#### RECORD LIST

__________

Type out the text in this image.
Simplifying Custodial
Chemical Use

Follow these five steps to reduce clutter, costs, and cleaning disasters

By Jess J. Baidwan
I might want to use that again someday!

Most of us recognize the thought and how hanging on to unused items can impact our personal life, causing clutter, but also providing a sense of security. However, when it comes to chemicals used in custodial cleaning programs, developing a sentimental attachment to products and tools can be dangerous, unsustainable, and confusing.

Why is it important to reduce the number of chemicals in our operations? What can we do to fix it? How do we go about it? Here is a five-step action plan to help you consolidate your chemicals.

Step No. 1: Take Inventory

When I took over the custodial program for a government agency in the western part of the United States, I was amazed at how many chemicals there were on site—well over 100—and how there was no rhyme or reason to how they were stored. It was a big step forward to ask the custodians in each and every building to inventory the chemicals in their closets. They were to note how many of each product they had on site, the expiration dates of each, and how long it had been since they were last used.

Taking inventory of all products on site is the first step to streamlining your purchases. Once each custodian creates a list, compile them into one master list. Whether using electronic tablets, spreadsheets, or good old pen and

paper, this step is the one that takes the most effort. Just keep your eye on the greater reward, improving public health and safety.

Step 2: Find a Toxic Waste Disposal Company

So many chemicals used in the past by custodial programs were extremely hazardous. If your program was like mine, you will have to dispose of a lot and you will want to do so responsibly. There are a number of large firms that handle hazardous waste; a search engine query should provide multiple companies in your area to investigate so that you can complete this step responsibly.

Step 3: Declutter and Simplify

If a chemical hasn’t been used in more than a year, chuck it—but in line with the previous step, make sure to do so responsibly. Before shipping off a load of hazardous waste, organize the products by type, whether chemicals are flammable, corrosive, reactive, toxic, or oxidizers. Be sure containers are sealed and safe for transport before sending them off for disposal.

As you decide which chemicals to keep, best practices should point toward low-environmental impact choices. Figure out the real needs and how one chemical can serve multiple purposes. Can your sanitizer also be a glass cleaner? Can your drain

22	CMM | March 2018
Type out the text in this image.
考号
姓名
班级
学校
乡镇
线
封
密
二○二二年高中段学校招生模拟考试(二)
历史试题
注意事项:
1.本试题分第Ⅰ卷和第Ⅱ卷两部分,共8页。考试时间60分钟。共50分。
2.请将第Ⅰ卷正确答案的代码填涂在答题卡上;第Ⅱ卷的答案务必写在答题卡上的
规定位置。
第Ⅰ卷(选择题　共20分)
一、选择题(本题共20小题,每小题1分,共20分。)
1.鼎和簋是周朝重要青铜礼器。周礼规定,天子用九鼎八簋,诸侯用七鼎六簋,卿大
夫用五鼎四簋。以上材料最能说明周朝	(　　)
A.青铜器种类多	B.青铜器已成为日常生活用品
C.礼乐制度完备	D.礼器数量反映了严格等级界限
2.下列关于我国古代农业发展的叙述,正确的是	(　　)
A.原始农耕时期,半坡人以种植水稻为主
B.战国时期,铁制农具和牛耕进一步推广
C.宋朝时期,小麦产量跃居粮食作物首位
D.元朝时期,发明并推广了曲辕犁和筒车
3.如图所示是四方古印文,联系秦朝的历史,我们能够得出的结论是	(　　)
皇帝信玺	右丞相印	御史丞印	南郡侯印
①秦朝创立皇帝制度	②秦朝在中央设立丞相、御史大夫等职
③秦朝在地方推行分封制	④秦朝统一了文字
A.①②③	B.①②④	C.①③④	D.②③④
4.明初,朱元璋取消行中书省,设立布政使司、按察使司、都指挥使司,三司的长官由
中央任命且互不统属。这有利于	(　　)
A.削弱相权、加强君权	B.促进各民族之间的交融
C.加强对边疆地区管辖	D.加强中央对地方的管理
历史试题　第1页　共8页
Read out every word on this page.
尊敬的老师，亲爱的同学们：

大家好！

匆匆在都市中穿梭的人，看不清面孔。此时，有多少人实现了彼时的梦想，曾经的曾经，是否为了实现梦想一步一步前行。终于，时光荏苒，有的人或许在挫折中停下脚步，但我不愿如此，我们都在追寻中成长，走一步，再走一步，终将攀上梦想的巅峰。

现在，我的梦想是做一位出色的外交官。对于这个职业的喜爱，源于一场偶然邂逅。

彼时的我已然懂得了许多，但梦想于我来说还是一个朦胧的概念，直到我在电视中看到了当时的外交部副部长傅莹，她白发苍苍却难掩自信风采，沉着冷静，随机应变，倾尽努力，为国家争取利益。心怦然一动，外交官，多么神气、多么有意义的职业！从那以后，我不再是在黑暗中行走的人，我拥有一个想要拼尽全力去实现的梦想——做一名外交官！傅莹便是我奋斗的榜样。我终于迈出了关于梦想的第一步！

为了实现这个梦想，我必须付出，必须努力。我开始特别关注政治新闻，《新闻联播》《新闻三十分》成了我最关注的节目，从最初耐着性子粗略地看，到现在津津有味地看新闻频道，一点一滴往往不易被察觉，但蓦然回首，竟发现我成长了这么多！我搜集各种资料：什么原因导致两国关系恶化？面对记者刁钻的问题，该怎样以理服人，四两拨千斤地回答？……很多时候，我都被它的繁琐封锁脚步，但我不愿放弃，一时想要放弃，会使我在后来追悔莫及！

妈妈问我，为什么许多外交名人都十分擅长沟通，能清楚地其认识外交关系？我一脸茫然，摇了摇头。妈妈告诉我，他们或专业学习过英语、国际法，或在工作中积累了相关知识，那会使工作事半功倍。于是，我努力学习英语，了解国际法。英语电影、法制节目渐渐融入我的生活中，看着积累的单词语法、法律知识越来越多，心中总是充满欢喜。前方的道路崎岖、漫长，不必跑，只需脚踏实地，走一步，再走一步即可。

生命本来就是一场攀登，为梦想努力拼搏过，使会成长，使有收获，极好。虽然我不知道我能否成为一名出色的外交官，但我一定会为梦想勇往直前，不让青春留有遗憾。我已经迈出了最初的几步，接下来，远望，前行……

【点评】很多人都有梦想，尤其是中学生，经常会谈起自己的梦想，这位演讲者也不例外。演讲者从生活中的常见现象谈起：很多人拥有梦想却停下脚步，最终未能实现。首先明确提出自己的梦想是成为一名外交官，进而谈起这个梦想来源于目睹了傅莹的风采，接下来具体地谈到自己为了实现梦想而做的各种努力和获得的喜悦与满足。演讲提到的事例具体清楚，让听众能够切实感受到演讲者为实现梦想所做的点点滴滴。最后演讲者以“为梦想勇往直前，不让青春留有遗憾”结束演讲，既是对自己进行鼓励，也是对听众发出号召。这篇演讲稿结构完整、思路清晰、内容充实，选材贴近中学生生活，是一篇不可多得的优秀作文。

__________

#### REQUIRED TASK
Write out every line of the preceding listing that contains "five".

#### PROBLEM SOLUTION
Follow these five steps to reduce clutter, costs, and cleaning disasters
Why is it important to reduce the number of chemicals in our operations? What can we do to fix it? How do we go about it? Here is a five-step action plan to help you consolidate your chemicals.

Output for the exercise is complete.